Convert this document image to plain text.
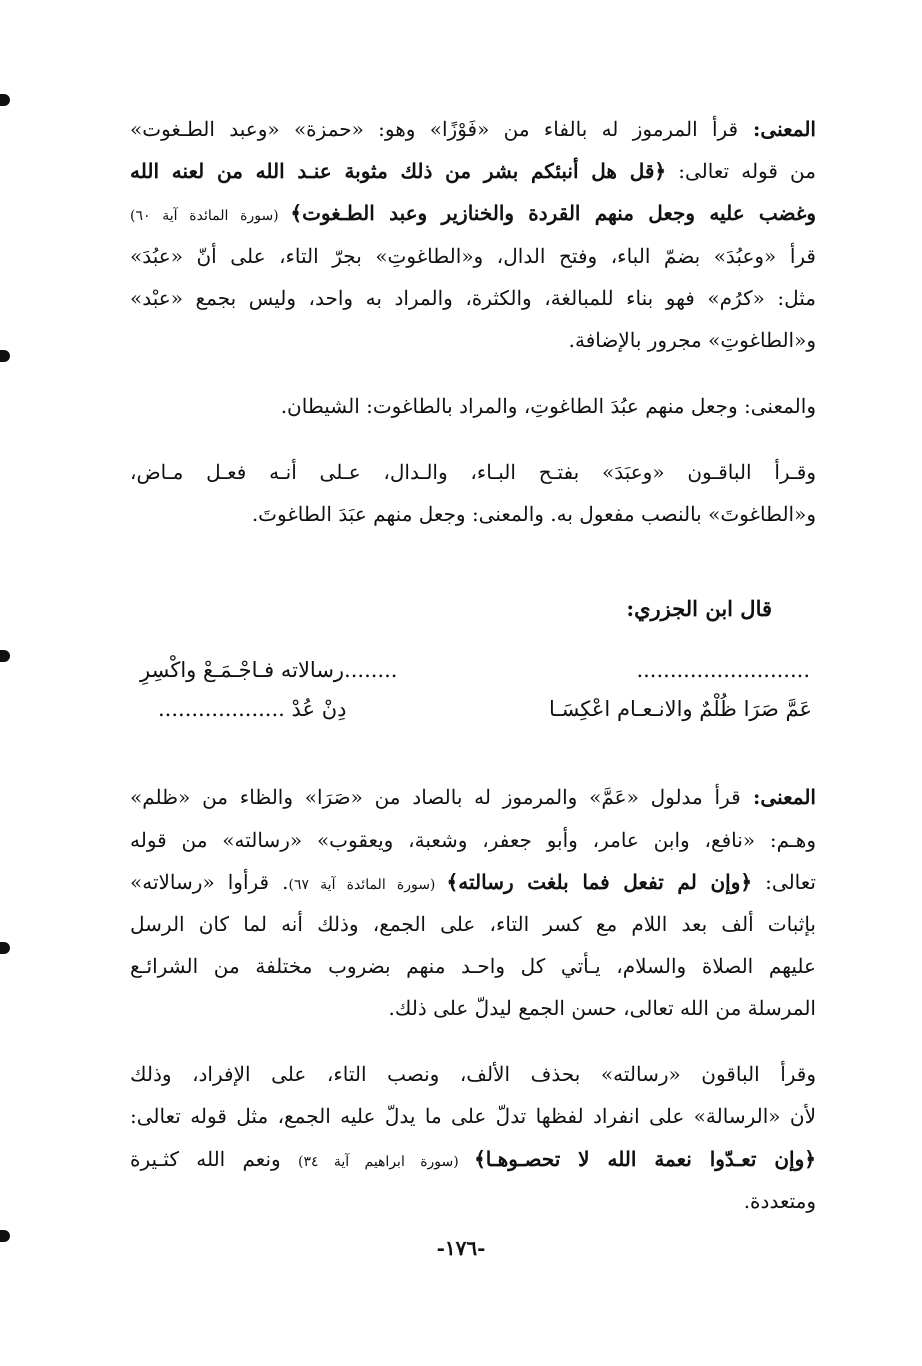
المعنى: قرأ المرموز له بالفاء من «فَوْزًا» وهو: «حمزة» «وعبد الطـغوت»
من قوله تعالى: ﴿قل هل أنبئكم بشر من ذلك مثوبة عنـد الله من لعنه الله
وغضب عليه وجعل منهم القردة والخنازير وعبد الطـغوت﴾ (سورة المائدة آية ٦٠)
قرأ «وعبُدَ» بضمّ الباء، وفتح الدال، و«الطاغوتِ» بجرّ التاء، على أنّ «عبُدَ»
مثل: «كرُم» فهو بناء للمبالغة، والكثرة، والمراد به واحد، وليس بجمع «عبْد»
و«الطاغوتِ» مجرور بالإضافة.
والمعنى: وجعل منهم عبُدَ الطاغوتِ، والمراد بالطاغوت: الشيطان.
وقـرأ الباقـون «وعبَدَ» بفتـح البـاء، والـدال، عـلى أنـه فعـل مـاض،
و«الطاغوتَ» بالنصب مفعول به. والمعنى: وجعل منهم عبَدَ الطاغوتَ.
المعنى: قرأ مدلول «عَمَّ» والمرموز له بالصاد من «صَرَا» والظاء من «ظلم»
وهـم: «نافع، وابن عامر، وأبو جعفر، وشعبة، ويعقوب» «رسالته» من قوله
تعالى: ﴿وإن لم تفعل فما بلغت رسالته﴾ (سورة المائدة آية ٦٧). قرأوا «رسالاته»
بإثبات ألف بعد اللام مع كسر التاء، على الجمع، وذلك أنه لما كان الرسل
عليهم الصلاة والسلام، يـأتي كل واحـد منهم بضروب مختلفة من الشرائـع
المرسلة من الله تعالى، حسن الجمع ليدلّ على ذلك.
وقرأ الباقون «رسالته» بحذف الألف، ونصب التاء، على الإفراد، وذلك
لأن «الرسالة» على انفراد لفظها تدلّ على ما يدلّ عليه الجمع، مثل قوله تعالى:
﴿وإن تعـدّوا نعمة الله لا تحصـوهـا﴾ (سورة ابراهيم آية ٣٤) ونعم الله كثـيرة
ومتعددة.
قال ابن الجزري:
..........................
........رسالاته فـاجْـمَـعْ واكْسِرِ
عَمَّ صَرَا ظُلْمٌ والانـعـام اعْكِسَـا
دِنْ عُدْ ...................
-١٧٦-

#### [WRITTEN REQUEST]
Reproduce the whole listing word for word, setting aside any pictures.

#### [SOLVED EXERCISE]
Convert this document image to plain text.
المعنى: قرأ المرموز له بالفاء من «فَوْزًا» وهو: «حمزة» «وعبد الطـغوت»
من قوله تعالى: ﴿قل هل أنبئكم بشر من ذلك مثوبة عنـد الله من لعنه الله
وغضب عليه وجعل منهم القردة والخنازير وعبد الطـغوت﴾ (سورة المائدة آية ٦٠)
قرأ «وعبُدَ» بضمّ الباء، وفتح الدال، و«الطاغوتِ» بجرّ التاء، على أنّ «عبُدَ»
مثل: «كرُم» فهو بناء للمبالغة، والكثرة، والمراد به واحد، وليس بجمع «عبْد»
و«الطاغوتِ» مجرور بالإضافة.
والمعنى: وجعل منهم عبُدَ الطاغوتِ، والمراد بالطاغوت: الشيطان.
وقـرأ الباقـون «وعبَدَ» بفتـح البـاء، والـدال، عـلى أنـه فعـل مـاض،
و«الطاغوتَ» بالنصب مفعول به. والمعنى: وجعل منهم عبَدَ الطاغوتَ.
المعنى: قرأ مدلول «عَمَّ» والمرموز له بالصاد من «صَرَا» والظاء من «ظلم»
وهـم: «نافع، وابن عامر، وأبو جعفر، وشعبة، ويعقوب» «رسالته» من قوله
تعالى: ﴿وإن لم تفعل فما بلغت رسالته﴾ (سورة المائدة آية ٦٧). قرأوا «رسالاته»
بإثبات ألف بعد اللام مع كسر التاء، على الجمع، وذلك أنه لما كان الرسل
عليهم الصلاة والسلام، يـأتي كل واحـد منهم بضروب مختلفة من الشرائـع
المرسلة من الله تعالى، حسن الجمع ليدلّ على ذلك.
وقرأ الباقون «رسالته» بحذف الألف، ونصب التاء، على الإفراد، وذلك
لأن «الرسالة» على انفراد لفظها تدلّ على ما يدلّ عليه الجمع، مثل قوله تعالى:
﴿وإن تعـدّوا نعمة الله لا تحصـوهـا﴾ (سورة ابراهيم آية ٣٤) ونعم الله كثـيرة
ومتعددة.
قال ابن الجزري:
..........................
........رسالاته فـاجْـمَـعْ واكْسِرِ
عَمَّ صَرَا ظُلْمٌ والانـعـام اعْكِسَـا
دِنْ عُدْ ...................
-١٧٦-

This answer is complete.